'''
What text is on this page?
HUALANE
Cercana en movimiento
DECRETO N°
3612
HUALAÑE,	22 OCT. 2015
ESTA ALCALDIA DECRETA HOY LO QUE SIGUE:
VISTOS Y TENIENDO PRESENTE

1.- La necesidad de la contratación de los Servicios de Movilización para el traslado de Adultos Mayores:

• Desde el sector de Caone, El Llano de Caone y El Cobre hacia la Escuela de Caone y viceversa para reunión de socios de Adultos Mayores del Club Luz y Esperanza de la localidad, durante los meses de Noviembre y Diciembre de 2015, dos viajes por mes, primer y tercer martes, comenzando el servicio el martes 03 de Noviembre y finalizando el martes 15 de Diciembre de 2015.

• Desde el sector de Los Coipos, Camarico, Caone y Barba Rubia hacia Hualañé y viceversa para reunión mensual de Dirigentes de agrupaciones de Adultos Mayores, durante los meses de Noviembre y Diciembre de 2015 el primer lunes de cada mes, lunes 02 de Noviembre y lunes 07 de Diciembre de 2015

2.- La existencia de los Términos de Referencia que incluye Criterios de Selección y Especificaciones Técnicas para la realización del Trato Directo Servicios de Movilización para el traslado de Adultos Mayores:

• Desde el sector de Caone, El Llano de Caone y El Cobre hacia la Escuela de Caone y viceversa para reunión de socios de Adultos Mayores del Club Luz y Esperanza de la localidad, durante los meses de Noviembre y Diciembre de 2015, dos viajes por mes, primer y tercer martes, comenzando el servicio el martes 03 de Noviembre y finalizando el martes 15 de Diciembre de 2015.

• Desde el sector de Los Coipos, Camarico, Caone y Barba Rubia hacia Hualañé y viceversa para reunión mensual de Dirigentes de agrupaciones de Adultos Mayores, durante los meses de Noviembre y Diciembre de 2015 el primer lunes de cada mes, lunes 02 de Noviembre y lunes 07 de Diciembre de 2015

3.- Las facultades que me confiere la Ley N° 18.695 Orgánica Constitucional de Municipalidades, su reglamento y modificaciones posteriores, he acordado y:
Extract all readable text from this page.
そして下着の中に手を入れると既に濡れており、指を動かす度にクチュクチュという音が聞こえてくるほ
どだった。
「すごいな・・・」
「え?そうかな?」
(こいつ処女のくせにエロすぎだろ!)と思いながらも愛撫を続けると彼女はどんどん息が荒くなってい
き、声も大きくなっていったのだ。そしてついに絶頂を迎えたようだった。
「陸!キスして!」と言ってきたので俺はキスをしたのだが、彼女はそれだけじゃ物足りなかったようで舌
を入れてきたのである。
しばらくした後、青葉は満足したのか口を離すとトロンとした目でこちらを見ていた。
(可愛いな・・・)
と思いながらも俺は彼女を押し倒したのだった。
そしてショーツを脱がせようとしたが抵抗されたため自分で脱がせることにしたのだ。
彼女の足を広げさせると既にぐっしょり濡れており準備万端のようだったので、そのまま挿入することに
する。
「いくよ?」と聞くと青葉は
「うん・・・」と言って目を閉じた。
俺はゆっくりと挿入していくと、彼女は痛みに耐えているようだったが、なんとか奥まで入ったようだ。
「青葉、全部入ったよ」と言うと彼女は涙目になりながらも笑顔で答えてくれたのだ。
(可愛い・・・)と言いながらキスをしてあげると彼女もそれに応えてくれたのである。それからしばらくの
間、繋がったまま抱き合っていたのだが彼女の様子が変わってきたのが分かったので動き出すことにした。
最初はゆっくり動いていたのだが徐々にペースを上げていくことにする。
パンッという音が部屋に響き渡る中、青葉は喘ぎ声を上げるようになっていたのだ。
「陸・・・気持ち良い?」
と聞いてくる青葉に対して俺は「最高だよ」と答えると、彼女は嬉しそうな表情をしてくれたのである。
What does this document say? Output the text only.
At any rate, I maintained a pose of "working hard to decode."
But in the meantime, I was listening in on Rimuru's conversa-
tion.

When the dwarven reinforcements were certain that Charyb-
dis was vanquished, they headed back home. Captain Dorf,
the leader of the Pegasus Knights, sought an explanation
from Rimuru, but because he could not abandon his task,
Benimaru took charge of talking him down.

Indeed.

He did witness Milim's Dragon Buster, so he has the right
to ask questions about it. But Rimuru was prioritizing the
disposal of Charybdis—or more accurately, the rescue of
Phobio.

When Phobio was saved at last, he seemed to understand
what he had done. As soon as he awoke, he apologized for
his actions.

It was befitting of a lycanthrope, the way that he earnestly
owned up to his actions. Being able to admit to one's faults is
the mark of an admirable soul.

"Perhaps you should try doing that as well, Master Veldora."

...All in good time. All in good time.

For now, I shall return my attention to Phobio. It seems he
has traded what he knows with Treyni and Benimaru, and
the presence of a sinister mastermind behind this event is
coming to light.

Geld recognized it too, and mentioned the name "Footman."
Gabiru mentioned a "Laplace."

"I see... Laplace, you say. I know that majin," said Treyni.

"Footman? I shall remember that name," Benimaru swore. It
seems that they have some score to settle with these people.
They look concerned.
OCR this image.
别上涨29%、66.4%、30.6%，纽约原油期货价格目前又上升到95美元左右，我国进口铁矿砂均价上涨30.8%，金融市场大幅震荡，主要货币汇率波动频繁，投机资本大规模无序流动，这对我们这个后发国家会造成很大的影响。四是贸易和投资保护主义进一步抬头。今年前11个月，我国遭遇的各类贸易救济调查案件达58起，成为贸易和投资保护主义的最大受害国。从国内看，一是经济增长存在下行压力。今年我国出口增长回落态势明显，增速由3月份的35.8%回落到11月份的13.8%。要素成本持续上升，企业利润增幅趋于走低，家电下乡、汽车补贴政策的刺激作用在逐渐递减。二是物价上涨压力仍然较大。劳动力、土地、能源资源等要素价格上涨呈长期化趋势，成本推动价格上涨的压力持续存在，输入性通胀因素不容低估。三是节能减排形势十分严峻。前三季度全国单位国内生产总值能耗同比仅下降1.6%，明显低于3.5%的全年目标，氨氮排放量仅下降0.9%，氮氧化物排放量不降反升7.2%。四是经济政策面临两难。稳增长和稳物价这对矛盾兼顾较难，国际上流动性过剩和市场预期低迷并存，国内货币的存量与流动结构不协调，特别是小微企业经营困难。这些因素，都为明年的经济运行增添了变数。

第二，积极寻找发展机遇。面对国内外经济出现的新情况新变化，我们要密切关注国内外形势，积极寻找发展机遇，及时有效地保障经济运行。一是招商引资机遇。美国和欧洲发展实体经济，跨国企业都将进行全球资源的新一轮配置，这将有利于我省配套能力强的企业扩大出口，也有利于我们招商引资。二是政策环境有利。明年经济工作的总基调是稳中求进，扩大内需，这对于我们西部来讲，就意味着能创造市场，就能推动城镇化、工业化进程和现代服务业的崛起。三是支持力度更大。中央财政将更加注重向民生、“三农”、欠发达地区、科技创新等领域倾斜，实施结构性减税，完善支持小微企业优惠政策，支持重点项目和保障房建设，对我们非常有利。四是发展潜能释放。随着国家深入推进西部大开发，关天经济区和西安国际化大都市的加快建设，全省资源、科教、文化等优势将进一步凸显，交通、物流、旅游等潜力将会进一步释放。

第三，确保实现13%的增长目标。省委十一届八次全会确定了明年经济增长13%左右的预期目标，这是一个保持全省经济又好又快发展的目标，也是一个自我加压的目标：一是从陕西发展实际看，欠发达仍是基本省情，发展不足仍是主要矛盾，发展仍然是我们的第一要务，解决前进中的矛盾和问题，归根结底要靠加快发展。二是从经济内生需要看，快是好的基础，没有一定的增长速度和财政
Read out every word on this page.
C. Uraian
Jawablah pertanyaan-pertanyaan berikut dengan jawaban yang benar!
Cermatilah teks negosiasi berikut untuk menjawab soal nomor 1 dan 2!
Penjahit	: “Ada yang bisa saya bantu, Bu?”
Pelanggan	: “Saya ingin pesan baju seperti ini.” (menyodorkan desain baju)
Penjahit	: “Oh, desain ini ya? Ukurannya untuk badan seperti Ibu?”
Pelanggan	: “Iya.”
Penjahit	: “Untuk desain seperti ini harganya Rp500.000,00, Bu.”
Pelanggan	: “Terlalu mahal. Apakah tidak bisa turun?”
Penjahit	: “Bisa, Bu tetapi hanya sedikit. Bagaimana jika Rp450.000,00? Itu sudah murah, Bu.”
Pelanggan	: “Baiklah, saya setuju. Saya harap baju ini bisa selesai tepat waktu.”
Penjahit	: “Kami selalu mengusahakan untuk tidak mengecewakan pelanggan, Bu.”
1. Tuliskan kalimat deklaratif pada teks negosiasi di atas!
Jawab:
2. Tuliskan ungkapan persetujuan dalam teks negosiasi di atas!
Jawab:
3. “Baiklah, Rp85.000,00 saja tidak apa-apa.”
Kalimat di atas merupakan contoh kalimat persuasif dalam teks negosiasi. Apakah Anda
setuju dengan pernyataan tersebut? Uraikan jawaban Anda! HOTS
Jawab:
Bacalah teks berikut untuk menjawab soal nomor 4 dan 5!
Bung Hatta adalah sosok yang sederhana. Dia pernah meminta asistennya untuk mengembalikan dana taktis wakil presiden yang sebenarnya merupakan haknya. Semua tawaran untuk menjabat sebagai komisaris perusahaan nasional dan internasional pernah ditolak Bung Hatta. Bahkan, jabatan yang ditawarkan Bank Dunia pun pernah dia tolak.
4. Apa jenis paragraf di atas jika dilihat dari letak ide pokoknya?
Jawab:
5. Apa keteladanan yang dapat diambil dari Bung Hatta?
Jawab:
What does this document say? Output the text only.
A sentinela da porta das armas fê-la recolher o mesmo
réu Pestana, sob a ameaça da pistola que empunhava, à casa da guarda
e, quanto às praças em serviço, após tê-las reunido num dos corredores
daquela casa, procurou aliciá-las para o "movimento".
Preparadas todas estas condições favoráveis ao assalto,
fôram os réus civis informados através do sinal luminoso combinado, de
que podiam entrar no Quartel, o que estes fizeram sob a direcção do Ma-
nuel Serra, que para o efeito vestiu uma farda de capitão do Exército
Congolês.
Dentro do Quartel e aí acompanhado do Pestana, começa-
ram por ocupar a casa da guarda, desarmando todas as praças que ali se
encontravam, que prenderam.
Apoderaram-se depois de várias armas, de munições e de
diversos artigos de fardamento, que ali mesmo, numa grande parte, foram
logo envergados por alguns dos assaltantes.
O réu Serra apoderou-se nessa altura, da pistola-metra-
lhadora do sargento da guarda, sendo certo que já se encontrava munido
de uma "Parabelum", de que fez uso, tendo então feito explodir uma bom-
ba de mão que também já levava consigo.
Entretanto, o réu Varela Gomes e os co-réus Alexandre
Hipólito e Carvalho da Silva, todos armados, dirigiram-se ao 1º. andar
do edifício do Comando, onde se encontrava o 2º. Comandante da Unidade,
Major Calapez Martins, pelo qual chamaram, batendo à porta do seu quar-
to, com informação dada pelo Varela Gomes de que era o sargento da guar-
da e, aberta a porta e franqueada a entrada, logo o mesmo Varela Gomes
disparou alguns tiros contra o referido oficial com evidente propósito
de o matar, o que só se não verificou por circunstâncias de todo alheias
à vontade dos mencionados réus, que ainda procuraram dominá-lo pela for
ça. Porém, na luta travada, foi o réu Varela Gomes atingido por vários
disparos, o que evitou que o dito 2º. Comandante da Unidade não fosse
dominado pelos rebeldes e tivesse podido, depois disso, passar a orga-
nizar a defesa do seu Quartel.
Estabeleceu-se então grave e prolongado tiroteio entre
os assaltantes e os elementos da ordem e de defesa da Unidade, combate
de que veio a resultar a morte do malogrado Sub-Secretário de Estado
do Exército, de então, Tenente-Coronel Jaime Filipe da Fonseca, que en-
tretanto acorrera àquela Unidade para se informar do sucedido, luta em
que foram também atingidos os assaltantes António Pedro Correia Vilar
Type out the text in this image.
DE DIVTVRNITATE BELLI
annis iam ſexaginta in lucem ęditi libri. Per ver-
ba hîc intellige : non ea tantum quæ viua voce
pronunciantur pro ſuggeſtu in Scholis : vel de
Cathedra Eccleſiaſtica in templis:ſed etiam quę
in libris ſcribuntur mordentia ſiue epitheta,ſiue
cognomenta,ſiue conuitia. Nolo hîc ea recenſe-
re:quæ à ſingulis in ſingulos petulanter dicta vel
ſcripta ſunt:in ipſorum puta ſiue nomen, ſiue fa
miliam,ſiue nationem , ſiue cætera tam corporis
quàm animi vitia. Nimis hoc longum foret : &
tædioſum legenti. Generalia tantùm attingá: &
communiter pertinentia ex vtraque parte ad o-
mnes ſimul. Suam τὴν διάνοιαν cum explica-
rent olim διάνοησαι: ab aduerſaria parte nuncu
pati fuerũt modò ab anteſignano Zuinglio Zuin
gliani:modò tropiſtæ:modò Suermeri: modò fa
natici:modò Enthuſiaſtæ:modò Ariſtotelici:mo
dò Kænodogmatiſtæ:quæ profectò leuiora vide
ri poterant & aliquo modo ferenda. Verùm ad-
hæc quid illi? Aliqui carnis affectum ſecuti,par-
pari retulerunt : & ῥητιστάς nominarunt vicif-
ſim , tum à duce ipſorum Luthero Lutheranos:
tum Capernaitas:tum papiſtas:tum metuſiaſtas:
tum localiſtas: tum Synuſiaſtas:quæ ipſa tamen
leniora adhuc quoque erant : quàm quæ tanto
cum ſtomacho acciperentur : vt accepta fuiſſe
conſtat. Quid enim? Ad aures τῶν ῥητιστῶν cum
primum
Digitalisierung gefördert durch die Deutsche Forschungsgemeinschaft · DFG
'''
*Instruction*:
From the line containing "Type out the text in this image." down to the final line of the data, write out every line exactly; both the first and last of these belong in your answer, and nothing else does.

*The solution*:
Type out the text in this image.
DE DIVTVRNITATE BELLI
annis iam ſexaginta in lucem ęditi libri. Per ver-
ba hîc intellige : non ea tantum quæ viua voce
pronunciantur pro ſuggeſtu in Scholis : vel de
Cathedra Eccleſiaſtica in templis:ſed etiam quę
in libris ſcribuntur mordentia ſiue epitheta,ſiue
cognomenta,ſiue conuitia. Nolo hîc ea recenſe-
re:quæ à ſingulis in ſingulos petulanter dicta vel
ſcripta ſunt:in ipſorum puta ſiue nomen, ſiue fa
miliam,ſiue nationem , ſiue cætera tam corporis
quàm animi vitia. Nimis hoc longum foret : &
tædioſum legenti. Generalia tantùm attingá: &
communiter pertinentia ex vtraque parte ad o-
mnes ſimul. Suam τὴν διάνοιαν cum explica-
rent olim διάνοησαι: ab aduerſaria parte nuncu
pati fuerũt modò ab anteſignano Zuinglio Zuin
gliani:modò tropiſtæ:modò Suermeri: modò fa
natici:modò Enthuſiaſtæ:modò Ariſtotelici:mo
dò Kænodogmatiſtæ:quæ profectò leuiora vide
ri poterant & aliquo modo ferenda. Verùm ad-
hæc quid illi? Aliqui carnis affectum ſecuti,par-
pari retulerunt : & ῥητιστάς nominarunt vicif-
ſim , tum à duce ipſorum Luthero Lutheranos:
tum Capernaitas:tum papiſtas:tum metuſiaſtas:
tum localiſtas: tum Synuſiaſtas:quæ ipſa tamen
leniora adhuc quoque erant : quàm quæ tanto
cum ſtomacho acciperentur : vt accepta fuiſſe
conſtat. Quid enim? Ad aures τῶν ῥητιστῶν cum
primum
Digitalisierung gefördert durch die Deutsche Forschungsgemeinschaft · DFG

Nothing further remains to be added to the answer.